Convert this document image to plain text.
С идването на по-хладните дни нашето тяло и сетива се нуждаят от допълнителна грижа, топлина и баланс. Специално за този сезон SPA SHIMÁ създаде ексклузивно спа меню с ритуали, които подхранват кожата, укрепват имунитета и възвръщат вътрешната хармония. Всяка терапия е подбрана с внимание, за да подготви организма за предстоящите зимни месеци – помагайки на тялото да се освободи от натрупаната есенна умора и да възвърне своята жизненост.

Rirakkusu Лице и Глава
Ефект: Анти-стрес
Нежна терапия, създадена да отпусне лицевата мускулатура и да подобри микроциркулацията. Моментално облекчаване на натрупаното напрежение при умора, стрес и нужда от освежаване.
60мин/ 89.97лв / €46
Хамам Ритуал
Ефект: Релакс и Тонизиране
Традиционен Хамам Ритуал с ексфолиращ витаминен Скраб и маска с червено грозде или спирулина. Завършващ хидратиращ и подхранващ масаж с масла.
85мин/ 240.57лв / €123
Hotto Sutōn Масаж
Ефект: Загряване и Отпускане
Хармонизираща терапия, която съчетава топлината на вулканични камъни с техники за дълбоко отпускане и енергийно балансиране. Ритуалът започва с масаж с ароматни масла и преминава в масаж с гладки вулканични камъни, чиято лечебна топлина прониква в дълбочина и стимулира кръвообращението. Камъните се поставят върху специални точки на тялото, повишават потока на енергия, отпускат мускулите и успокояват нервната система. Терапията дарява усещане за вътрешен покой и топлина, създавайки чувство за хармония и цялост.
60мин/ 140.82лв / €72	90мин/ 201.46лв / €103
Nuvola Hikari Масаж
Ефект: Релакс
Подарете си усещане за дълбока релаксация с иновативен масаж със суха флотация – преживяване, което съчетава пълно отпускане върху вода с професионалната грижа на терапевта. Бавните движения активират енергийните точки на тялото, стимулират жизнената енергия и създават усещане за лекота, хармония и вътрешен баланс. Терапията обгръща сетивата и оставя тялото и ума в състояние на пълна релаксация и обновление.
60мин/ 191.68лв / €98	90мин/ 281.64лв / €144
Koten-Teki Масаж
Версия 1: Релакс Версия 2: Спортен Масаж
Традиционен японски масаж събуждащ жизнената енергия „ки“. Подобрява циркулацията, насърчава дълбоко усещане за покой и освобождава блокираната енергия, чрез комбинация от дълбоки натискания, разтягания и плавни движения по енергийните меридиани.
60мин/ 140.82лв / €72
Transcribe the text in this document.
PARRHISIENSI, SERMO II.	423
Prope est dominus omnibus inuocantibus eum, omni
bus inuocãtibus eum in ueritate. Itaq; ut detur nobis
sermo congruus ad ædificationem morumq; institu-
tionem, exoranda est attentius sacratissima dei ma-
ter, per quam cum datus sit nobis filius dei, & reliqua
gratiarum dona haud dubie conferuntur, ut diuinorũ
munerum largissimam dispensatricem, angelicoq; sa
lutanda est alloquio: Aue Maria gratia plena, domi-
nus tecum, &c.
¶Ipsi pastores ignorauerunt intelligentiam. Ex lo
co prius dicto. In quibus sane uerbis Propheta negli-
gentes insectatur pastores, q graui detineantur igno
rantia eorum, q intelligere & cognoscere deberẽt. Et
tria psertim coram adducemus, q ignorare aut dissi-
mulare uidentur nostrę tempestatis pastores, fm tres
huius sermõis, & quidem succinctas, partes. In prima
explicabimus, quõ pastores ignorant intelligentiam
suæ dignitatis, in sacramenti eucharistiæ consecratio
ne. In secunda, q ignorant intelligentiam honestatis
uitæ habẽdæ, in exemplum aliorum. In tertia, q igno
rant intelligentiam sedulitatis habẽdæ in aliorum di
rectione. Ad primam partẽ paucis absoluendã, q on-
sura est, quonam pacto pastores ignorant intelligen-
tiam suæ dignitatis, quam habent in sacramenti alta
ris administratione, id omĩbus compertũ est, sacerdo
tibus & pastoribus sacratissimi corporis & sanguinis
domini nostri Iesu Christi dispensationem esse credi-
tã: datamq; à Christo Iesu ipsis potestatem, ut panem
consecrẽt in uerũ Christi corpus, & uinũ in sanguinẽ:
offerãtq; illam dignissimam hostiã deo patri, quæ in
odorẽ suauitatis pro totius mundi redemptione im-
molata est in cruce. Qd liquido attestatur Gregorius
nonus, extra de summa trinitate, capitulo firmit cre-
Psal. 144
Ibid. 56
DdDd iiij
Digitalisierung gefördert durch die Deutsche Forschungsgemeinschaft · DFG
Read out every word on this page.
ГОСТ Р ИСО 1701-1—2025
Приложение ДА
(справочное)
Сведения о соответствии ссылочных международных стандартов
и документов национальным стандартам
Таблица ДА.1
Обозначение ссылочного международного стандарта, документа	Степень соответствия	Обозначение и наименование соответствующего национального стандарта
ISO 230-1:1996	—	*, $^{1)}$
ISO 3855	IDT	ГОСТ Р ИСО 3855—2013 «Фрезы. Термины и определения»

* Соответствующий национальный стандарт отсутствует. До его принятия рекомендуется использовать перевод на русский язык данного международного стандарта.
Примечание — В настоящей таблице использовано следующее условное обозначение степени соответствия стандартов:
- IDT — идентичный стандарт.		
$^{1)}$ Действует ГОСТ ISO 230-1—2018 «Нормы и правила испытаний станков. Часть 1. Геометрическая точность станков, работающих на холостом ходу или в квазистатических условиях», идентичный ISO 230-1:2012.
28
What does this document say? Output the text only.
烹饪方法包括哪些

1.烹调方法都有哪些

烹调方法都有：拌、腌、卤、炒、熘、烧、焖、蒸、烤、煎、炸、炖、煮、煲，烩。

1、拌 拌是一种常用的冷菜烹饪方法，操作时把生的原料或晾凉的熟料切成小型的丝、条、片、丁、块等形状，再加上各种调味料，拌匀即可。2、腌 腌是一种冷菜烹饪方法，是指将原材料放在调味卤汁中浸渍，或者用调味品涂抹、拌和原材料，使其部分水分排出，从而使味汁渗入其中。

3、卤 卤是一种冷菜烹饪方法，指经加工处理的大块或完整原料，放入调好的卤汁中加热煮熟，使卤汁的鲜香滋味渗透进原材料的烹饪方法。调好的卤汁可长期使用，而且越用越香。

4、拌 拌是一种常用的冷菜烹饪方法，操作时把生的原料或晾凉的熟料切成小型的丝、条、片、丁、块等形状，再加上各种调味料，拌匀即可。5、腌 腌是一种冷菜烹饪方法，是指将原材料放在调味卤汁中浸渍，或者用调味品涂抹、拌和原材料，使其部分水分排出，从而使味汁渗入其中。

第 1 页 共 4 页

____________________

■ Requirements ■
Your task is to retype all the records above with nothing left out.

■ Complete answer ■
Convert this document image to plain text.
С идването на по-хладните дни нашето тяло и сетива се нуждаят от допълнителна грижа, топлина и баланс. Специално за този сезон SPA SHIMÁ създаде ексклузивно спа меню с ритуали, които подхранват кожата, укрепват имунитета и възвръщат вътрешната хармония. Всяка терапия е подбрана с внимание, за да подготви организма за предстоящите зимни месеци – помагайки на тялото да се освободи от натрупаната есенна умора и да възвърне своята жизненост.

Rirakkusu Лице и Глава
Ефект: Анти-стрес
Нежна терапия, създадена да отпусне лицевата мускулатура и да подобри микроциркулацията. Моментално облекчаване на натрупаното напрежение при умора, стрес и нужда от освежаване.
60мин/ 89.97лв / €46
Хамам Ритуал
Ефект: Релакс и Тонизиране
Традиционен Хамам Ритуал с ексфолиращ витаминен Скраб и маска с червено грозде или спирулина. Завършващ хидратиращ и подхранващ масаж с масла.
85мин/ 240.57лв / €123
Hotto Sutōn Масаж
Ефект: Загряване и Отпускане
Хармонизираща терапия, която съчетава топлината на вулканични камъни с техники за дълбоко отпускане и енергийно балансиране. Ритуалът започва с масаж с ароматни масла и преминава в масаж с гладки вулканични камъни, чиято лечебна топлина прониква в дълбочина и стимулира кръвообращението. Камъните се поставят върху специални точки на тялото, повишават потока на енергия, отпускат мускулите и успокояват нервната система. Терапията дарява усещане за вътрешен покой и топлина, създавайки чувство за хармония и цялост.
60мин/ 140.82лв / €72	90мин/ 201.46лв / €103
Nuvola Hikari Масаж
Ефект: Релакс
Подарете си усещане за дълбока релаксация с иновативен масаж със суха флотация – преживяване, което съчетава пълно отпускане върху вода с професионалната грижа на терапевта. Бавните движения активират енергийните точки на тялото, стимулират жизнената енергия и създават усещане за лекота, хармония и вътрешен баланс. Терапията обгръща сетивата и оставя тялото и ума в състояние на пълна релаксация и обновление.
60мин/ 191.68лв / €98	90мин/ 281.64лв / €144
Koten-Teki Масаж
Версия 1: Релакс Версия 2: Спортен Масаж
Традиционен японски масаж събуждащ жизнената енергия „ки“. Подобрява циркулацията, насърчава дълбоко усещане за покой и освобождава блокираната енергия, чрез комбинация от дълбоки натискания, разтягания и плавни движения по енергийните меридиани.
60мин/ 140.82лв / €72
Transcribe the text in this document.
PARRHISIENSI, SERMO II.	423
Prope est dominus omnibus inuocantibus eum, omni
bus inuocãtibus eum in ueritate. Itaq; ut detur nobis
sermo congruus ad ædificationem morumq; institu-
tionem, exoranda est attentius sacratissima dei ma-
ter, per quam cum datus sit nobis filius dei, & reliqua
gratiarum dona haud dubie conferuntur, ut diuinorũ
munerum largissimam dispensatricem, angelicoq; sa
lutanda est alloquio: Aue Maria gratia plena, domi-
nus tecum, &c.
¶Ipsi pastores ignorauerunt intelligentiam. Ex lo
co prius dicto. In quibus sane uerbis Propheta negli-
gentes insectatur pastores, q graui detineantur igno
rantia eorum, q intelligere & cognoscere deberẽt. Et
tria psertim coram adducemus, q ignorare aut dissi-
mulare uidentur nostrę tempestatis pastores, fm tres
huius sermõis, & quidem succinctas, partes. In prima
explicabimus, quõ pastores ignorant intelligentiam
suæ dignitatis, in sacramenti eucharistiæ consecratio
ne. In secunda, q ignorant intelligentiam honestatis
uitæ habẽdæ, in exemplum aliorum. In tertia, q igno
rant intelligentiam sedulitatis habẽdæ in aliorum di
rectione. Ad primam partẽ paucis absoluendã, q on-
sura est, quonam pacto pastores ignorant intelligen-
tiam suæ dignitatis, quam habent in sacramenti alta
ris administratione, id omĩbus compertũ est, sacerdo
tibus & pastoribus sacratissimi corporis & sanguinis
domini nostri Iesu Christi dispensationem esse credi-
tã: datamq; à Christo Iesu ipsis potestatem, ut panem
consecrẽt in uerũ Christi corpus, & uinũ in sanguinẽ:
offerãtq; illam dignissimam hostiã deo patri, quæ in
odorẽ suauitatis pro totius mundi redemptione im-
molata est in cruce. Qd liquido attestatur Gregorius
nonus, extra de summa trinitate, capitulo firmit cre-
Psal. 144
Ibid. 56
DdDd iiij
Digitalisierung gefördert durch die Deutsche Forschungsgemeinschaft · DFG
Read out every word on this page.
ГОСТ Р ИСО 1701-1—2025
Приложение ДА
(справочное)
Сведения о соответствии ссылочных международных стандартов
и документов национальным стандартам
Таблица ДА.1
Обозначение ссылочного международного стандарта, документа	Степень соответствия	Обозначение и наименование соответствующего национального стандарта
ISO 230-1:1996	—	*, $^{1)}$
ISO 3855	IDT	ГОСТ Р ИСО 3855—2013 «Фрезы. Термины и определения»

* Соответствующий национальный стандарт отсутствует. До его принятия рекомендуется использовать перевод на русский язык данного международного стандарта.
Примечание — В настоящей таблице использовано следующее условное обозначение степени соответствия стандартов:
- IDT — идентичный стандарт.		
$^{1)}$ Действует ГОСТ ISO 230-1—2018 «Нормы и правила испытаний станков. Часть 1. Геометрическая точность станков, работающих на холостом ходу или в квазистатических условиях», идентичный ISO 230-1:2012.
28
What does this document say? Output the text only.
烹饪方法包括哪些

1.烹调方法都有哪些

烹调方法都有：拌、腌、卤、炒、熘、烧、焖、蒸、烤、煎、炸、炖、煮、煲，烩。

1、拌 拌是一种常用的冷菜烹饪方法，操作时把生的原料或晾凉的熟料切成小型的丝、条、片、丁、块等形状，再加上各种调味料，拌匀即可。2、腌 腌是一种冷菜烹饪方法，是指将原材料放在调味卤汁中浸渍，或者用调味品涂抹、拌和原材料，使其部分水分排出，从而使味汁渗入其中。

3、卤 卤是一种冷菜烹饪方法，指经加工处理的大块或完整原料，放入调好的卤汁中加热煮熟，使卤汁的鲜香滋味渗透进原材料的烹饪方法。调好的卤汁可长期使用，而且越用越香。

4、拌 拌是一种常用的冷菜烹饪方法，操作时把生的原料或晾凉的熟料切成小型的丝、条、片、丁、块等形状，再加上各种调味料，拌匀即可。5、腌 腌是一种冷菜烹饪方法，是指将原材料放在调味卤汁中浸渍，或者用调味品涂抹、拌和原材料，使其部分水分排出，从而使味汁渗入其中。

第 1 页 共 4 页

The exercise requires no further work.